-- EXERCISE GOAL --
Extract all lines that hold "لونها" from the records below.

═══ GIVEN INFORMATION

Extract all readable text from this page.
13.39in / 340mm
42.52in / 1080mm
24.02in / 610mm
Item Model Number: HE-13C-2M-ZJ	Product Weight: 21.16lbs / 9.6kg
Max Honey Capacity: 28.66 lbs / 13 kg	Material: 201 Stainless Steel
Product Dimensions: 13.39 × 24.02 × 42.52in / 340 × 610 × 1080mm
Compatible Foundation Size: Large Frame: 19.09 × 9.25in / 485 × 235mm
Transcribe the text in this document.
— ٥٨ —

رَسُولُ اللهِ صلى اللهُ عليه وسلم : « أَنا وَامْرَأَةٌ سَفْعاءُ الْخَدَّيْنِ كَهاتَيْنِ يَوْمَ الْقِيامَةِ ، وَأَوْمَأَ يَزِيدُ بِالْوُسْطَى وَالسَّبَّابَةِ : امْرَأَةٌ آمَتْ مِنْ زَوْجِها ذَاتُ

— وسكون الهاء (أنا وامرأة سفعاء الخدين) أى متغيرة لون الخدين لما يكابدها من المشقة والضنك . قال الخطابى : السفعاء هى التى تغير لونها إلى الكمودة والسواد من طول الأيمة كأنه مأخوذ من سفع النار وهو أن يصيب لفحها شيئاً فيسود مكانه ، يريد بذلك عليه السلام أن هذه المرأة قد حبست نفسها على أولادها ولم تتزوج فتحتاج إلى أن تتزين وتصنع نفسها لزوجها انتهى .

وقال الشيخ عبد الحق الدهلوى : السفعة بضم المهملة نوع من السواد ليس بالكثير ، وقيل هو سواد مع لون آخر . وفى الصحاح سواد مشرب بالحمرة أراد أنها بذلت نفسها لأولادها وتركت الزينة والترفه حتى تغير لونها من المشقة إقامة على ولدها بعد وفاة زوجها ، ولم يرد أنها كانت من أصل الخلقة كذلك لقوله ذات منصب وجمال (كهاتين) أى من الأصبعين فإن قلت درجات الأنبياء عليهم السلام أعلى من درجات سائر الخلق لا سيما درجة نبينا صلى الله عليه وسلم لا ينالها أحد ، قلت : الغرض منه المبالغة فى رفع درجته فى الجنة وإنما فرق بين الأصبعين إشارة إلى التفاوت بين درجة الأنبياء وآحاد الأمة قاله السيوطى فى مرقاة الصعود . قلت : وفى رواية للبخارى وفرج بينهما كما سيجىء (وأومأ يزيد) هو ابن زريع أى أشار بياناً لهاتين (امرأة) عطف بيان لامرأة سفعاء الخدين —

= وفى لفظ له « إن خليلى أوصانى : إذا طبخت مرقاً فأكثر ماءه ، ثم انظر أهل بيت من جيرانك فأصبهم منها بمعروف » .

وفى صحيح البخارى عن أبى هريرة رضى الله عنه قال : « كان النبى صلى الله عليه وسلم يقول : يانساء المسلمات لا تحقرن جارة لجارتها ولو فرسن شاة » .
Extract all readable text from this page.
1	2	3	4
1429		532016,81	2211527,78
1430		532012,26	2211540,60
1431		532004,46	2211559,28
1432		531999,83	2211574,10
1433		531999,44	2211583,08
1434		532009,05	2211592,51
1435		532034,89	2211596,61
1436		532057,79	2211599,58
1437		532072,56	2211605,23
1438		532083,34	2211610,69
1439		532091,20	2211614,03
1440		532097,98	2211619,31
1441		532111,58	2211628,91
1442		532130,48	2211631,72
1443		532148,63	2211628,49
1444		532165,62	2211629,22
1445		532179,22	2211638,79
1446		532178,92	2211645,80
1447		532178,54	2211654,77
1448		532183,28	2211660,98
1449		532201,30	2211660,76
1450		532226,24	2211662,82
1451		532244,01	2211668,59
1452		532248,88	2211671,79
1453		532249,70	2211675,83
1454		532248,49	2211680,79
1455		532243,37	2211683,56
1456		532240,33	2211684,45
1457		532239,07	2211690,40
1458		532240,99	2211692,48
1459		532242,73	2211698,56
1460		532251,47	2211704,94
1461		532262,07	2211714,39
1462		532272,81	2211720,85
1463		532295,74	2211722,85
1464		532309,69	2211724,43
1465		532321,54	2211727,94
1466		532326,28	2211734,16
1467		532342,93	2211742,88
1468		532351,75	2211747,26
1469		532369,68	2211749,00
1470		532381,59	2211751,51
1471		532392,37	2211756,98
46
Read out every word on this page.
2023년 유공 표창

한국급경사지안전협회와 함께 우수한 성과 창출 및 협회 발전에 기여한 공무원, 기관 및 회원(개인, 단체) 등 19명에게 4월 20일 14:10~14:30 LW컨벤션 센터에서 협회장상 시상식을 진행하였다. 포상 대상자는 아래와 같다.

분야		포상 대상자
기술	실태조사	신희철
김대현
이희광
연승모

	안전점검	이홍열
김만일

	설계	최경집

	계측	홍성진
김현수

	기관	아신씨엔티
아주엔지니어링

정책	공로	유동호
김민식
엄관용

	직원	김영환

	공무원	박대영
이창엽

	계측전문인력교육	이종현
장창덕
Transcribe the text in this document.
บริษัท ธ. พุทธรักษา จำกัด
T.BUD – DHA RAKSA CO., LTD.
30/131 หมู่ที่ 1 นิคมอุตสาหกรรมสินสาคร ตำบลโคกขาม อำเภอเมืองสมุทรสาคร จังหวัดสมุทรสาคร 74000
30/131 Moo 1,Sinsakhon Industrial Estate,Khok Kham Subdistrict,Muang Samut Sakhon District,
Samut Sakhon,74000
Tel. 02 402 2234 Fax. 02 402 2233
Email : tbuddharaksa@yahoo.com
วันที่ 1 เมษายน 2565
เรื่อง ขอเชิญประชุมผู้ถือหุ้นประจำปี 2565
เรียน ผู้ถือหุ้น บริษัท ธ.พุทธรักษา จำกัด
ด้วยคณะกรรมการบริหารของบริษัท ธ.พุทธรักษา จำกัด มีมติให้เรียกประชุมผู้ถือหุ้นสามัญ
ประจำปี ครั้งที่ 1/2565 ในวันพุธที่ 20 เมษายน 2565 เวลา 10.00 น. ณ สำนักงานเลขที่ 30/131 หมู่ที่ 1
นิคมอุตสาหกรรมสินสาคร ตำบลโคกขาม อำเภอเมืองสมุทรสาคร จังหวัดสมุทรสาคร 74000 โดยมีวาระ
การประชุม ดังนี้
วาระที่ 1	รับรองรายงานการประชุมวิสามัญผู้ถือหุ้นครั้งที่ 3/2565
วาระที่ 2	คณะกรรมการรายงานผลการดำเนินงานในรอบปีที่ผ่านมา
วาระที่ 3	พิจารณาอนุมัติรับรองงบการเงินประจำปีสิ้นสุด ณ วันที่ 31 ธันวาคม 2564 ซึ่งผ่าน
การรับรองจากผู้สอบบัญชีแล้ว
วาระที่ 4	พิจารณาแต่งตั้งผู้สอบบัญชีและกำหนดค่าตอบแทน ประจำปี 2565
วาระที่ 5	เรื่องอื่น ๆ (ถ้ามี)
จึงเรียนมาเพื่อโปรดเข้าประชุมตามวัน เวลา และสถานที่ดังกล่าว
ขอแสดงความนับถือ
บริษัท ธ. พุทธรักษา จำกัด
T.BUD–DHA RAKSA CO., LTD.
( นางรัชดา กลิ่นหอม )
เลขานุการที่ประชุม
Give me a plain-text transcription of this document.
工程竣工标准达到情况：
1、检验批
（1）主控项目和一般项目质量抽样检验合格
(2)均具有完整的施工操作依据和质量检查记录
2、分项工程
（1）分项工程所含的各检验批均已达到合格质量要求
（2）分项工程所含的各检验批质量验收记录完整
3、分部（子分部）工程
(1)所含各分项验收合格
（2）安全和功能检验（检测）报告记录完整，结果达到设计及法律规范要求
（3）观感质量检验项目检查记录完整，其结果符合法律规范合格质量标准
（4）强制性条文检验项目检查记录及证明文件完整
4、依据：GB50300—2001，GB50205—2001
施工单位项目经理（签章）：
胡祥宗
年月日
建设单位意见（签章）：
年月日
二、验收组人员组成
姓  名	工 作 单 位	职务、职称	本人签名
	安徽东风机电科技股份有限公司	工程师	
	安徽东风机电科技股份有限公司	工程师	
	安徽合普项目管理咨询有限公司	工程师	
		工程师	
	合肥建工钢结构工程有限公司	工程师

══════

-- EXERCISE RESPONSE --
— وسكون الهاء (أنا وامرأة سفعاء الخدين) أى متغيرة لون الخدين لما يكابدها من المشقة والضنك . قال الخطابى : السفعاء هى التى تغير لونها إلى الكمودة والسواد من طول الأيمة كأنه مأخوذ من سفع النار وهو أن يصيب لفحها شيئاً فيسود مكانه ، يريد بذلك عليه السلام أن هذه المرأة قد حبست نفسها على أولادها ولم تتزوج فتحتاج إلى أن تتزين وتصنع نفسها لزوجها انتهى .
وقال الشيخ عبد الحق الدهلوى : السفعة بضم المهملة نوع من السواد ليس بالكثير ، وقيل هو سواد مع لون آخر . وفى الصحاح سواد مشرب بالحمرة أراد أنها بذلت نفسها لأولادها وتركت الزينة والترفه حتى تغير لونها من المشقة إقامة على ولدها بعد وفاة زوجها ، ولم يرد أنها كانت من أصل الخلقة كذلك لقوله ذات منصب وجمال (كهاتين) أى من الأصبعين فإن قلت درجات الأنبياء عليهم السلام أعلى من درجات سائر الخلق لا سيما درجة نبينا صلى الله عليه وسلم لا ينالها أحد ، قلت : الغرض منه المبالغة فى رفع درجته فى الجنة وإنما فرق بين الأصبعين إشارة إلى التفاوت بين درجة الأنبياء وآحاد الأمة قاله السيوطى فى مرقاة الصعود . قلت : وفى رواية للبخارى وفرج بينهما كما سيجىء (وأومأ يزيد) هو ابن زريع أى أشار بياناً لهاتين (امرأة) عطف بيان لامرأة سفعاء الخدين —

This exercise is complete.